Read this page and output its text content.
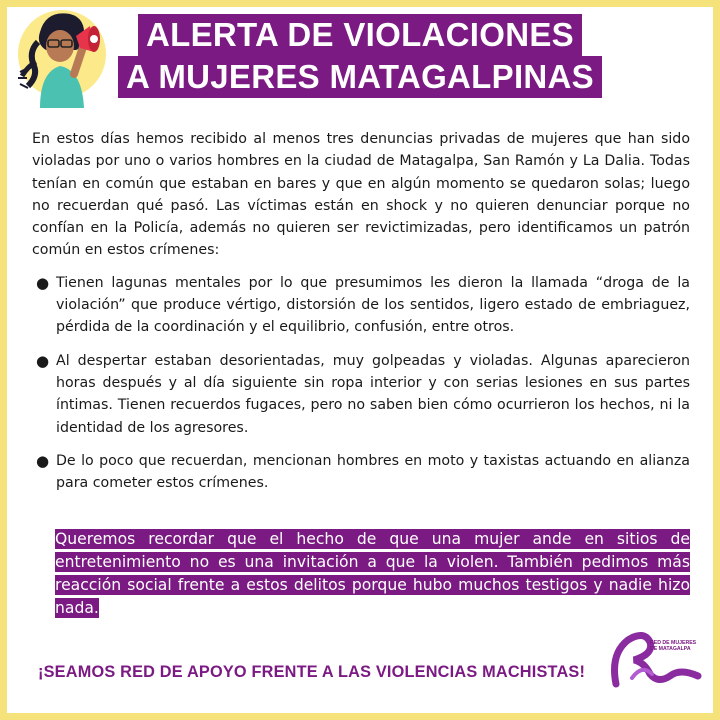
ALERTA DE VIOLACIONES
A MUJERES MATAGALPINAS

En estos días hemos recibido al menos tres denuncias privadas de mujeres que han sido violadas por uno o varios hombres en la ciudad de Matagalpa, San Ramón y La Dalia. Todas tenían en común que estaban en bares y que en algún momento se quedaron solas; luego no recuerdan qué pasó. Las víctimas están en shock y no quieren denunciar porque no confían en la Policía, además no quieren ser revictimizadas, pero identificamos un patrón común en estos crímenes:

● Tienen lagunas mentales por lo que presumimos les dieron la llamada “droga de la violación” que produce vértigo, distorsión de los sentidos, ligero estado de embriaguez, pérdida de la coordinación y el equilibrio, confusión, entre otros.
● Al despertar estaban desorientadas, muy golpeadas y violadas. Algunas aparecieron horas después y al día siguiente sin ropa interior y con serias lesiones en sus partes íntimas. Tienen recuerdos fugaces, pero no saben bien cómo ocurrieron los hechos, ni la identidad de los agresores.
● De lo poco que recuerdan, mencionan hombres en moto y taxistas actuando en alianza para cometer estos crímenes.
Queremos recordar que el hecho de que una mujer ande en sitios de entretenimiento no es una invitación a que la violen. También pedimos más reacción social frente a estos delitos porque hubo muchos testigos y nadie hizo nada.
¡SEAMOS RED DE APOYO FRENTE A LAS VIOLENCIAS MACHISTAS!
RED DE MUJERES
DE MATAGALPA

━━━━━━━━━━━━━━━━━━━━━━━━━━━━━━

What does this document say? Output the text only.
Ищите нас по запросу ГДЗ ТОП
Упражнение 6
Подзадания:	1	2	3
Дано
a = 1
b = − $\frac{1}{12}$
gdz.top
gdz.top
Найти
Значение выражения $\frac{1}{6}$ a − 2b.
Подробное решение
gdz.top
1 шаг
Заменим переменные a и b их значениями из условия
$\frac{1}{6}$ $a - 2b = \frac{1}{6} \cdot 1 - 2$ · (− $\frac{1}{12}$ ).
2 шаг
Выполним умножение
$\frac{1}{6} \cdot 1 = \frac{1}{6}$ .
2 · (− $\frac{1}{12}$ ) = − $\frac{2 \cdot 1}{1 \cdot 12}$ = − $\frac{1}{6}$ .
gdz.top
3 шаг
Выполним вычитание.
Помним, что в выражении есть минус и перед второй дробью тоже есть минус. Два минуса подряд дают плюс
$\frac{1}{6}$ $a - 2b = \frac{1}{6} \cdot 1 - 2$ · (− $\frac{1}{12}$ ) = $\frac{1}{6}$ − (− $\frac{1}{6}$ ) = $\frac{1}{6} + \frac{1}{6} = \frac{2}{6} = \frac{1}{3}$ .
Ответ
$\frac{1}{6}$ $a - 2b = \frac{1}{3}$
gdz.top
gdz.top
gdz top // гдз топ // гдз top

━━━━━━━━━━━━━━━━━━━━━━━━━━━━━━

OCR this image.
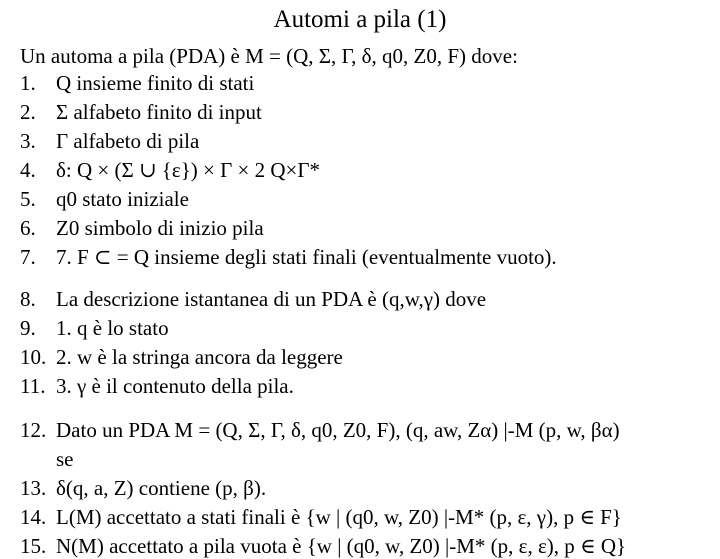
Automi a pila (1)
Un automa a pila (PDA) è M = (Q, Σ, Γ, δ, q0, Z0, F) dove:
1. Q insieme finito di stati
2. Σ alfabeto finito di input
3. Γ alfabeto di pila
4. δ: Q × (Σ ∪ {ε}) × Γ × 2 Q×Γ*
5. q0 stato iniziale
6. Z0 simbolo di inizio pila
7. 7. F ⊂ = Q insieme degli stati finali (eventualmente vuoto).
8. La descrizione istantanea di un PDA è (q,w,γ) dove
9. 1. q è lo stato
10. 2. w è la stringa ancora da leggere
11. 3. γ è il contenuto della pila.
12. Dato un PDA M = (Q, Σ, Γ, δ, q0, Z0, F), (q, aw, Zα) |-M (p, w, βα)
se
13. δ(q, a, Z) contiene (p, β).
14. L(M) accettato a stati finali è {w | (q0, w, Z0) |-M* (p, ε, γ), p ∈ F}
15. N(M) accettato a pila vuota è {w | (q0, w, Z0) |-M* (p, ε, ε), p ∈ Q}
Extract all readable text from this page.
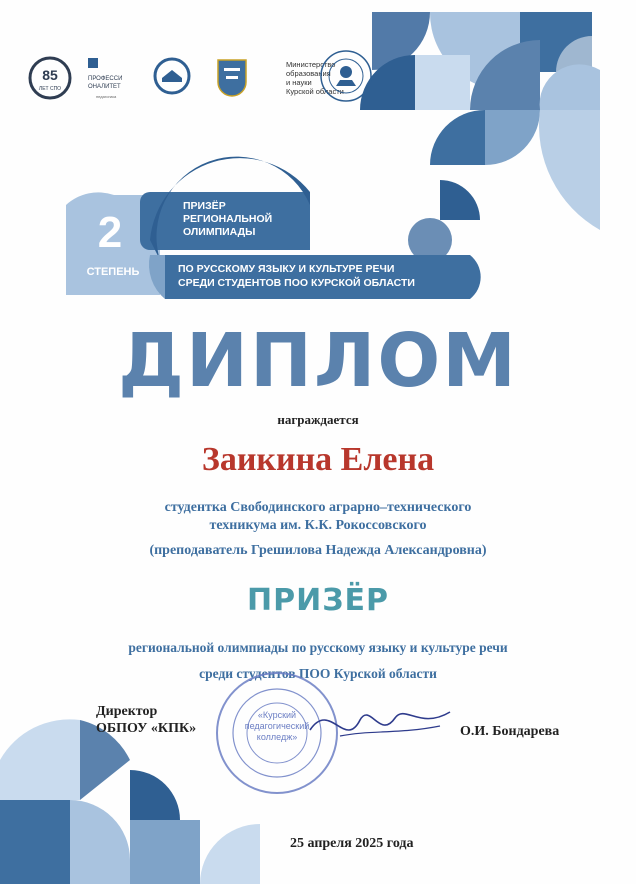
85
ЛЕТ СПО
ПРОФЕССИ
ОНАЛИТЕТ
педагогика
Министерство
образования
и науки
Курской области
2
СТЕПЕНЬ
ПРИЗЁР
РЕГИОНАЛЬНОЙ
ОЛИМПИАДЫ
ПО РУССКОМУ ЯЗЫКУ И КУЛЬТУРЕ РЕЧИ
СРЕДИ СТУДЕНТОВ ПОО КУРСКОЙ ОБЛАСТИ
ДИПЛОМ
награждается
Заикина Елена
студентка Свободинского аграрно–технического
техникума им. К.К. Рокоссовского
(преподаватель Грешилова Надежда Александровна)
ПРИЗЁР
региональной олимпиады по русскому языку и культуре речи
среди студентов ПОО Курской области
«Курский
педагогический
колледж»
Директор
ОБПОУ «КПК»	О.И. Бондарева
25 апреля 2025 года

━━━━━━━━━━━━━━━━━━━━━━━━━━━━━━

Pull out every line of the records that includes the string "stati".

ANSWER TO THE PROBLEM:
1. Q insieme finito di stati
7. 7. F ⊂ = Q insieme degli stati finali (eventualmente vuoto).
14. L(M) accettato a stati finali è {w | (q0, w, Z0) |-M* (p, ε, γ), p ∈ F}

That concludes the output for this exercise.